What the task asks: Copy the sublimation ink thread, beginning at "i have shirts" and stopping after "have no problem.", but change "Ricoh" to "Epson".

** BEGIN Page **

# Lifespan of tshirts made of sublimation ink



## braiyme (Aug 21, 2010)

Hello  

I am planning to start a t-shirt printing business but up to now I have a lot of questions to consider. I have regarding t-shirts made of sublimation ink. Here are some: 
a. How long do the t-shirts lasts?
b. Is it true that printers having/using a sublimation ink should be use at least twice a week?
c. Is it OK to print in dark t-shirt using sublimation ink?

I will really really appreciate all your suggestions and comments.


----------



## Riderz Ready (Sep 18, 2008)

braiyme said:


> Hello
> 
> I am planning to start a t-shirt printing business but up to now I have a lot of questions to consider. I have regarding t-shirts made of sublimation ink. Here are some:
> a. How long do the t-shirts lasts?
> ...


The colors will outlast the shirt when using dye sublimation. That is the good news. 

If you are just starting out and will only be using the printer once or twice a week it is better to save your money and have someone else do the transfer for you. Dye sublimation is a tricky to do professionally. By leaving the printing up to others that are experienced you can concentrate on selling/marketing your items.

You can not print on dark shirts. The ink has to be darker then the shirt.


----------



## splathead (Dec 4, 2005)

You also can only print on synthetic material. No all cotton, even 50/50 will look washed out.


----------



## binki (Jul 16, 2006)

lights only, the process dyes the fabric, 100% poly is best results. the results are stunning.


----------



## D.Evo. (Mar 31, 2006)

The boys have summed it up nicely.

Just to add - a dark t-shirt with sublimated print can be done, but it will be a cut-and-sew job: white fabric cut into panels, printed with design + dark background and then sewn up.


----------



## shirek (Apr 16, 2007)

i have shirts a few years old that look great and went through many washings


----------



## mn shutterbug (Mar 19, 2009)

I have a Ricoh printer and will sometimes go a couple weeks without using it and have no problem.


----------



## braiyme (Aug 21, 2010)

Thanks for that great suggestion.


----------



## braiyme (Aug 21, 2010)

So dye sublimation should be printed in a synthetic material? Because I have seen a sample printed on a 100% cotton cloth and it looks good. Hmmm, what will happen if it is printed in a cotton cloth and then washed it?

** END Page **
** BEGIN Given data **

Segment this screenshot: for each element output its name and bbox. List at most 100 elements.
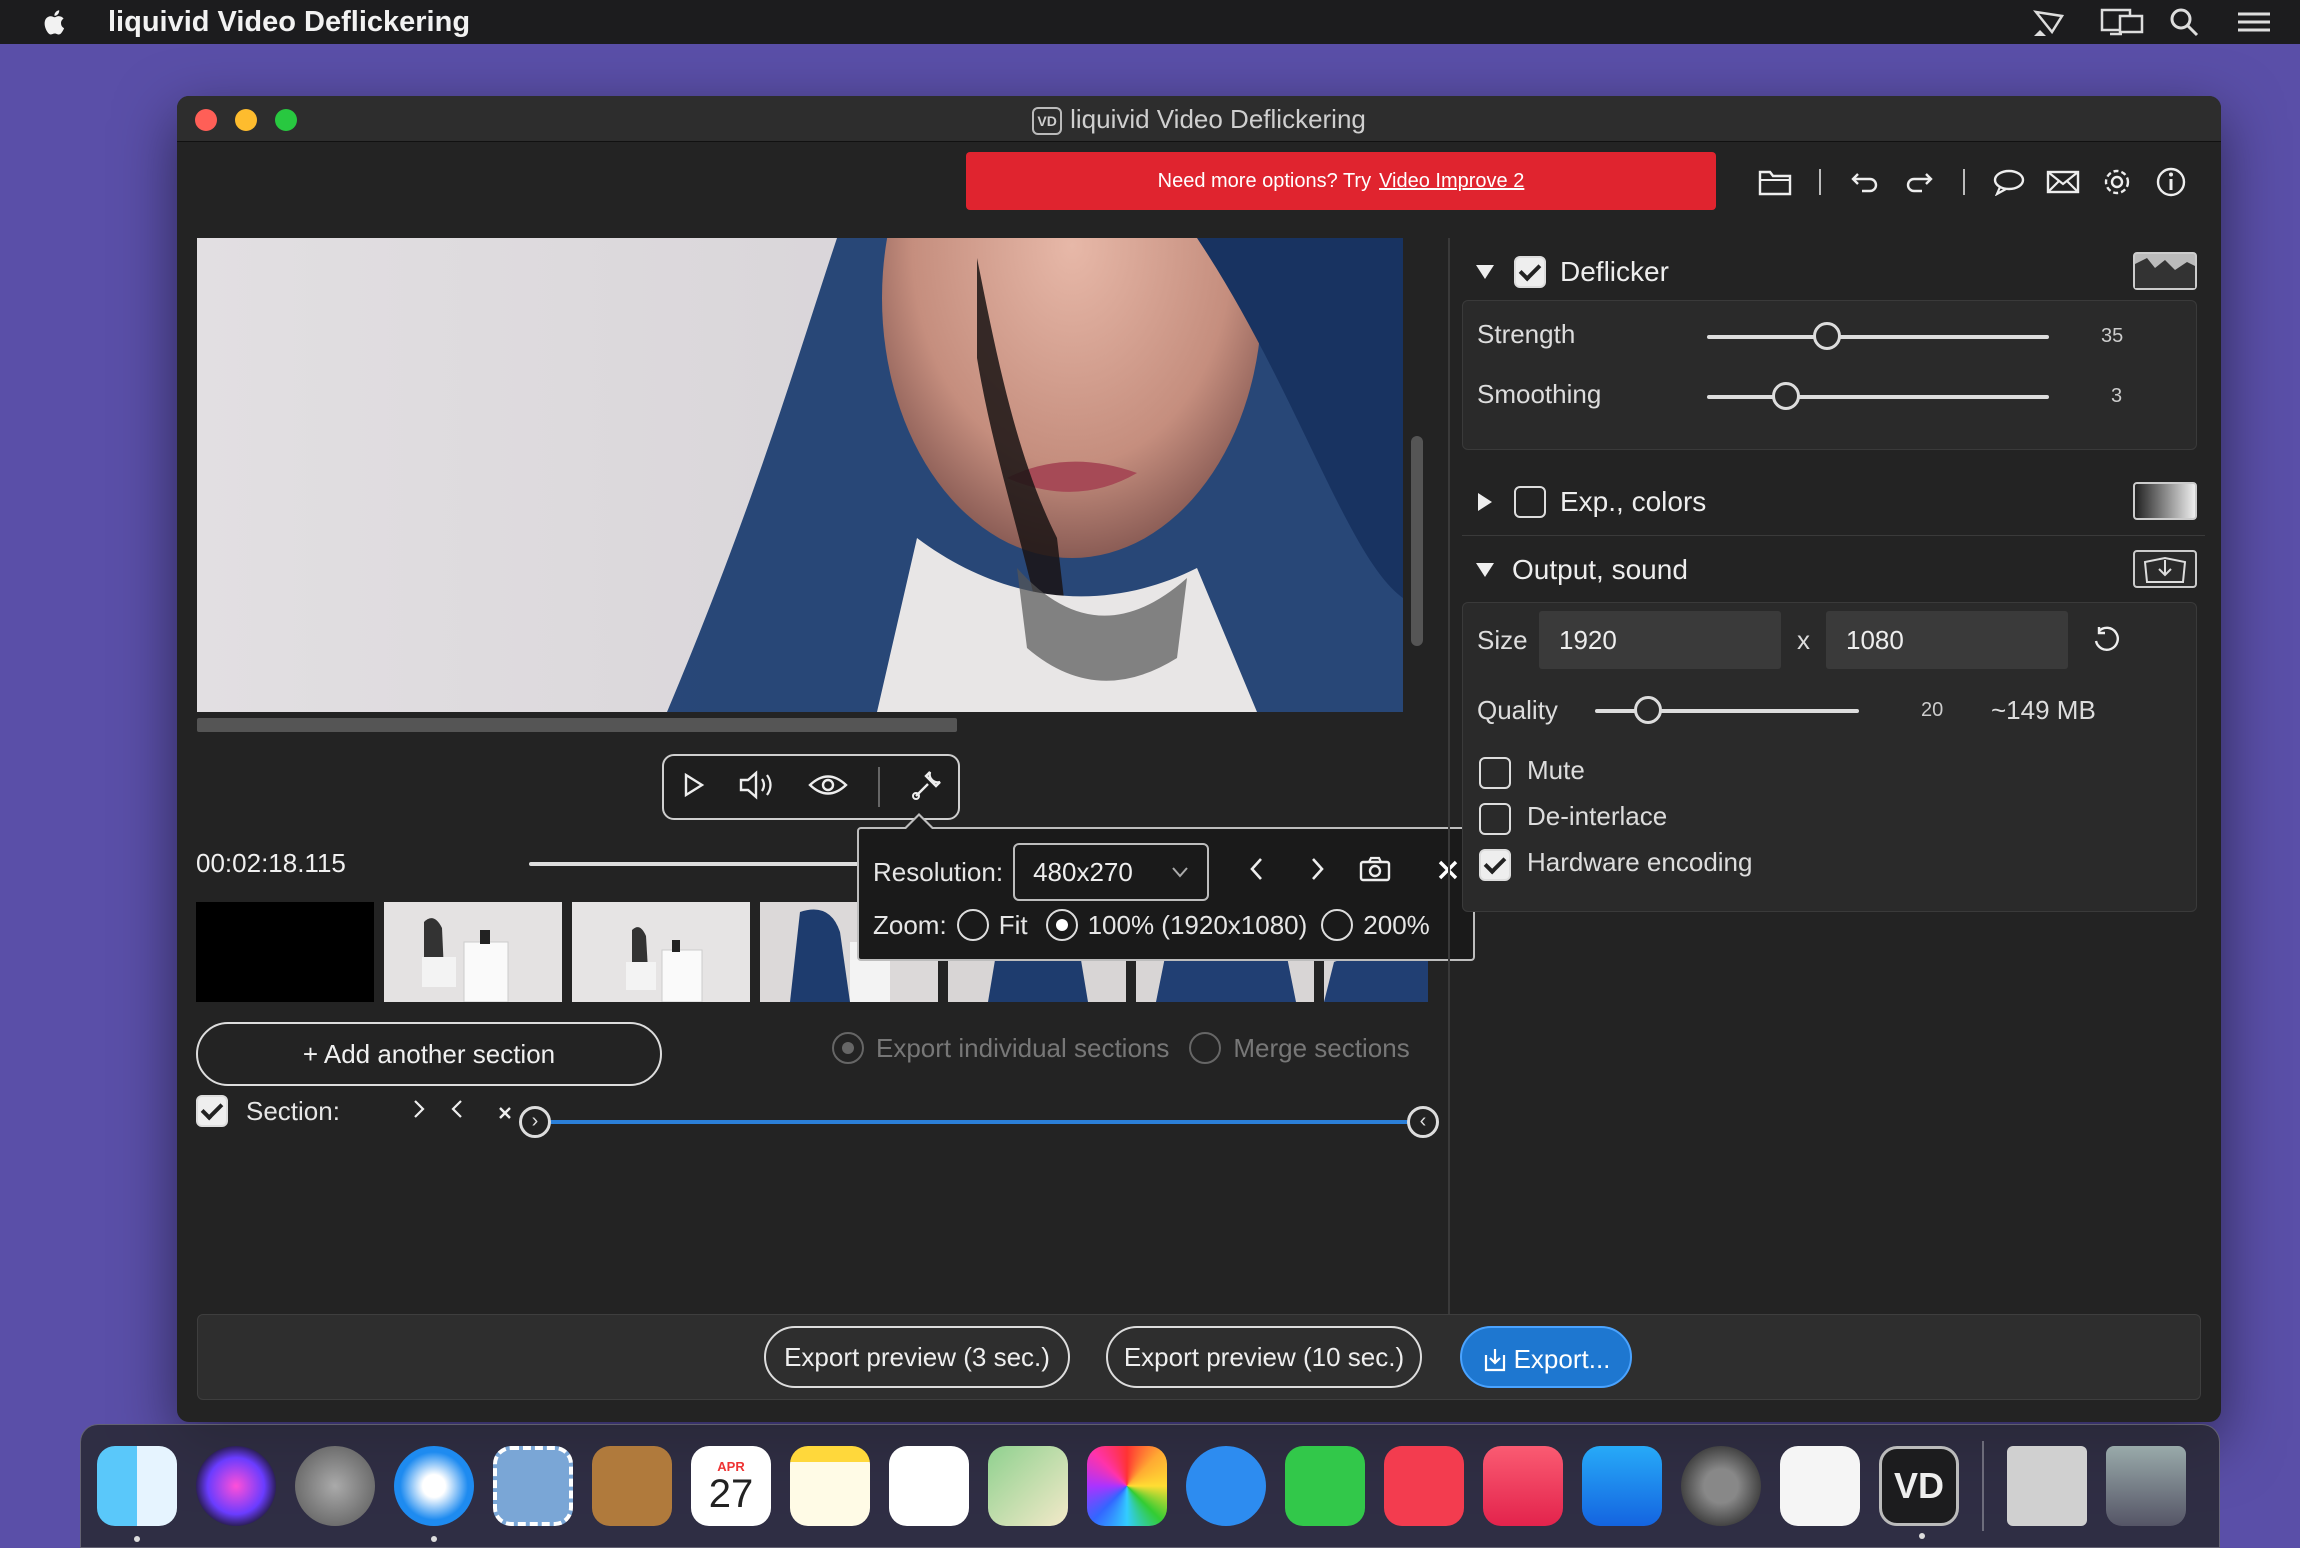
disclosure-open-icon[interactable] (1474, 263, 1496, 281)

** END Given data **

Answer to this task:
i have shirts a few years old that look great and went through many washings


----------



## mn shutterbug (Mar 19, 2009)

I have a Epson printer and will sometimes go a couple weeks without using it and have no problem.